[Stored entries]
>>>>>

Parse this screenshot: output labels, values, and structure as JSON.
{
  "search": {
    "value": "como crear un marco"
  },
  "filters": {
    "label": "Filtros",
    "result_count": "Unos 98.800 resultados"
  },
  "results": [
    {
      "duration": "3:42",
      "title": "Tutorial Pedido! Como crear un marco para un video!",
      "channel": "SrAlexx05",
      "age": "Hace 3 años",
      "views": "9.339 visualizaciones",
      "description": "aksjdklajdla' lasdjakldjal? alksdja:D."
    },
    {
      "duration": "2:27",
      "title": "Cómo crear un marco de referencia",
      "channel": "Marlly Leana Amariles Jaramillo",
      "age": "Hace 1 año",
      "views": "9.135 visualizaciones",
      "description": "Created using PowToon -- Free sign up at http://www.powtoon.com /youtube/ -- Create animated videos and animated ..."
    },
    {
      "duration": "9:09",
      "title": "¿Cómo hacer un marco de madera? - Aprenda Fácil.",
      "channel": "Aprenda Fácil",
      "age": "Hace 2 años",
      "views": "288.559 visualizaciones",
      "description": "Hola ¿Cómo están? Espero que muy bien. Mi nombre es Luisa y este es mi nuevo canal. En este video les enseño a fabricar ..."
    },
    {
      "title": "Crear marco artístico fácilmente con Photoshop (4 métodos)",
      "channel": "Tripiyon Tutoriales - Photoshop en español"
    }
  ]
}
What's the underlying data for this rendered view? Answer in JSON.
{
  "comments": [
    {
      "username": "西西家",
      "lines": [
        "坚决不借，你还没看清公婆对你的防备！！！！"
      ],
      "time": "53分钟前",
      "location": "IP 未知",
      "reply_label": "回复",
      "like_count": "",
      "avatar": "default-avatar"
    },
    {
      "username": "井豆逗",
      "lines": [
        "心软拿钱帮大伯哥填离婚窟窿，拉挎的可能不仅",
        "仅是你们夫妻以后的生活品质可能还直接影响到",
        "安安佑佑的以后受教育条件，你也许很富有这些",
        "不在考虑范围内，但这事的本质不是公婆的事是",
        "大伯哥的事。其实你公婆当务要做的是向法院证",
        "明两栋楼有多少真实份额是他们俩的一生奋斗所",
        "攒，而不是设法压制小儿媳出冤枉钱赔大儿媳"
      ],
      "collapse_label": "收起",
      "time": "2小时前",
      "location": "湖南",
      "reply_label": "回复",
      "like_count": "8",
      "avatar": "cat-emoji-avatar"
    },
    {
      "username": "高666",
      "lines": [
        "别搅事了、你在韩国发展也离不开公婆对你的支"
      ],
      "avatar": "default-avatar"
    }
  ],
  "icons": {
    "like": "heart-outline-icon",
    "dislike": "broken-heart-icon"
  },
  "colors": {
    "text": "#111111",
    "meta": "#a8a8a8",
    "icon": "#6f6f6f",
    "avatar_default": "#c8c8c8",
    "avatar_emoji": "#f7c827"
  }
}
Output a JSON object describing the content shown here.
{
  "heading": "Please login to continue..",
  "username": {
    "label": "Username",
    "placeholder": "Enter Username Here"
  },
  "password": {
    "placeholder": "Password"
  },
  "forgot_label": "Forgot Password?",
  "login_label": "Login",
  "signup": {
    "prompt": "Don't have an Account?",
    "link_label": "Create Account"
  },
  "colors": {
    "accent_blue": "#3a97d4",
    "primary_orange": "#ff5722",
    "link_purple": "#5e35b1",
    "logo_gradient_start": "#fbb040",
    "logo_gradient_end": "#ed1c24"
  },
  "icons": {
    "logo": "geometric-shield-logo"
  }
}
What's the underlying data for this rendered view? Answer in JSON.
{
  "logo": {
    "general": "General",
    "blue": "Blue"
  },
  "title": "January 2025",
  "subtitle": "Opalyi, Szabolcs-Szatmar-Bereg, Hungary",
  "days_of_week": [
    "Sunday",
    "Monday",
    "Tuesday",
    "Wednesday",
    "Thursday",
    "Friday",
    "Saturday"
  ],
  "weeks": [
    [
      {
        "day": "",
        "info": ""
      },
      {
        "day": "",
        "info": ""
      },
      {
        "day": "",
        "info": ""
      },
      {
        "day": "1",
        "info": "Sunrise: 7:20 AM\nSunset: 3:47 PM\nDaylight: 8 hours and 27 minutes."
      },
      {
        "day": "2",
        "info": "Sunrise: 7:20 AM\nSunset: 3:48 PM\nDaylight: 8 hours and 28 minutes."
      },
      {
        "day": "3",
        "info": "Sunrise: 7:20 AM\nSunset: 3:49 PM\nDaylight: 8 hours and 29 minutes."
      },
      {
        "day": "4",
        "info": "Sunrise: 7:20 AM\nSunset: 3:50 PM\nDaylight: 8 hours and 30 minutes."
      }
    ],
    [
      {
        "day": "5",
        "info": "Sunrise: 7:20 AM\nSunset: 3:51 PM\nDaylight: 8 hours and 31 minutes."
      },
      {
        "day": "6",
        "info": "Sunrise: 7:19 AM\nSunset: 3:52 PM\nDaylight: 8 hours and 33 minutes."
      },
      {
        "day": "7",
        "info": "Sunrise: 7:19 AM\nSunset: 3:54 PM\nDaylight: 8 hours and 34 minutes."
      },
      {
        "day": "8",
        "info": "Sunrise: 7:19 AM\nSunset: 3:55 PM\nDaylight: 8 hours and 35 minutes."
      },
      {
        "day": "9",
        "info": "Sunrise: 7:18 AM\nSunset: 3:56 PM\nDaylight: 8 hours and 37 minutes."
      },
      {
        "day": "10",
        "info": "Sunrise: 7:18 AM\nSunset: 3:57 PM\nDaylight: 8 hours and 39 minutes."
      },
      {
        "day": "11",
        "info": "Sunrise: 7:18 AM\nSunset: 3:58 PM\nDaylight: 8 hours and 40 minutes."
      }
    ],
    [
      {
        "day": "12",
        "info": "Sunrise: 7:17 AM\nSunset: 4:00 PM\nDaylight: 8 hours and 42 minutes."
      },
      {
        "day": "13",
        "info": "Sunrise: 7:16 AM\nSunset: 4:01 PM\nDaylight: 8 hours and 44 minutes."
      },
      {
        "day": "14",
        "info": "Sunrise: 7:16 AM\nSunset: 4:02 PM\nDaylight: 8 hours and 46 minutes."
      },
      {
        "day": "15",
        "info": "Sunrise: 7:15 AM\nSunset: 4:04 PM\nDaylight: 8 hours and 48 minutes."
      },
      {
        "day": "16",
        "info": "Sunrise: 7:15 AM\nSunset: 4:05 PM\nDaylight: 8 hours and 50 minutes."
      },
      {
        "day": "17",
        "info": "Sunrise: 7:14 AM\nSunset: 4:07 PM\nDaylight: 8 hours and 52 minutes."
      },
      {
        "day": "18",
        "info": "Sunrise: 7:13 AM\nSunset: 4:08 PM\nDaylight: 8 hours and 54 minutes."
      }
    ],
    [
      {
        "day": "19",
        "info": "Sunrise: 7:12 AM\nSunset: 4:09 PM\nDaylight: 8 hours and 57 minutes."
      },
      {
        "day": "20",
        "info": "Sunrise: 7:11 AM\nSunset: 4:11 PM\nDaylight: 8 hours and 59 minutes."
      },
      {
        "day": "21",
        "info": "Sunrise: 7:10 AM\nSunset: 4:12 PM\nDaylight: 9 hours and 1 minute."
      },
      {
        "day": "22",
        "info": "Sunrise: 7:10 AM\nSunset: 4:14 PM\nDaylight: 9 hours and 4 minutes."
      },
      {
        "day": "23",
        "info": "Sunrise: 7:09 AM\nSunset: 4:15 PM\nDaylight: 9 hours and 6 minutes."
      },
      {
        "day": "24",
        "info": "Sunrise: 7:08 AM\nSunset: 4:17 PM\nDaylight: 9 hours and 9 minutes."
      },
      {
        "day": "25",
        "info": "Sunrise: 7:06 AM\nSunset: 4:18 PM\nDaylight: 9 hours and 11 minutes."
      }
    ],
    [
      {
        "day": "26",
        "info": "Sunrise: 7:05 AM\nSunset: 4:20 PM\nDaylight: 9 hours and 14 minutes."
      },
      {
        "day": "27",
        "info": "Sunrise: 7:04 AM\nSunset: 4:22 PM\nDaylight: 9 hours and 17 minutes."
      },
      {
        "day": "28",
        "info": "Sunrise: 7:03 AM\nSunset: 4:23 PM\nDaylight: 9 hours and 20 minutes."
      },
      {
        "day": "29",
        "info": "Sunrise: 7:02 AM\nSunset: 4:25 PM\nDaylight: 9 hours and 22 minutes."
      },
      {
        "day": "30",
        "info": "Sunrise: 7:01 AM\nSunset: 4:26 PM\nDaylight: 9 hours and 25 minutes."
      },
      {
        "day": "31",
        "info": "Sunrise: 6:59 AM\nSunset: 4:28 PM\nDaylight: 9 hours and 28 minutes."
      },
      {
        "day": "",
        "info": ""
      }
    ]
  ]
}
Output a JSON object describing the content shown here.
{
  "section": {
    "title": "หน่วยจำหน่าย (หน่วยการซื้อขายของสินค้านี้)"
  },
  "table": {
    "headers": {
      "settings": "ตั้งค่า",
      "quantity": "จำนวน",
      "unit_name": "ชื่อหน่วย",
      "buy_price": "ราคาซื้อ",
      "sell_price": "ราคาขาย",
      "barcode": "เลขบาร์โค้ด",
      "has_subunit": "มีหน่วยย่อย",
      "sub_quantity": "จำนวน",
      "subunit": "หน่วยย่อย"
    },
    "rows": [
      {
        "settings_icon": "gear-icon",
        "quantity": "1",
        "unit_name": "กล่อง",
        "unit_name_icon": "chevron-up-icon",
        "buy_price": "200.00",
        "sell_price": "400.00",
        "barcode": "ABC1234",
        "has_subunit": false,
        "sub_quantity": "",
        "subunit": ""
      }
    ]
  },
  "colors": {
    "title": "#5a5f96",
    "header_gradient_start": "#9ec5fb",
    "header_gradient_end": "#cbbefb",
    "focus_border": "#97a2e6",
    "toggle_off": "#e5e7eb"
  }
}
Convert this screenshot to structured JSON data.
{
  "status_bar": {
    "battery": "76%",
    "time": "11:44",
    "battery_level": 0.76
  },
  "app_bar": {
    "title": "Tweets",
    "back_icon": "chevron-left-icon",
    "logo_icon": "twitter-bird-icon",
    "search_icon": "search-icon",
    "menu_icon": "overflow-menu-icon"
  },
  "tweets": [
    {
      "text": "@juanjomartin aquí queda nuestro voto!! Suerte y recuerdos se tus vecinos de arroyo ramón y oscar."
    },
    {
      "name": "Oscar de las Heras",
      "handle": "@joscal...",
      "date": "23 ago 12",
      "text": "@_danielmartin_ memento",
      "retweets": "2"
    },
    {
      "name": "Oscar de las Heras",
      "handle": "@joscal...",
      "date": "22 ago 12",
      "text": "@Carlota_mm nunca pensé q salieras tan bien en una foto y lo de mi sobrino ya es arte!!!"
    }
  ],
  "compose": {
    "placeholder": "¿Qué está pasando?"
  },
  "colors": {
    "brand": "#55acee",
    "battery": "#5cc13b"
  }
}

<<<<<

What is asked:
Gather each line from the entries above that includes the word "Cómo".

Solution below:
      "title": "Cómo crear un marco de referencia",
      "title": "¿Cómo hacer un marco de madera? - Aprenda Fácil.",
      "description": "Hola ¿Cómo están? Espero que muy bien. Mi nombre es Luisa y este es mi nuevo canal. En este video les enseño a fabricar ..."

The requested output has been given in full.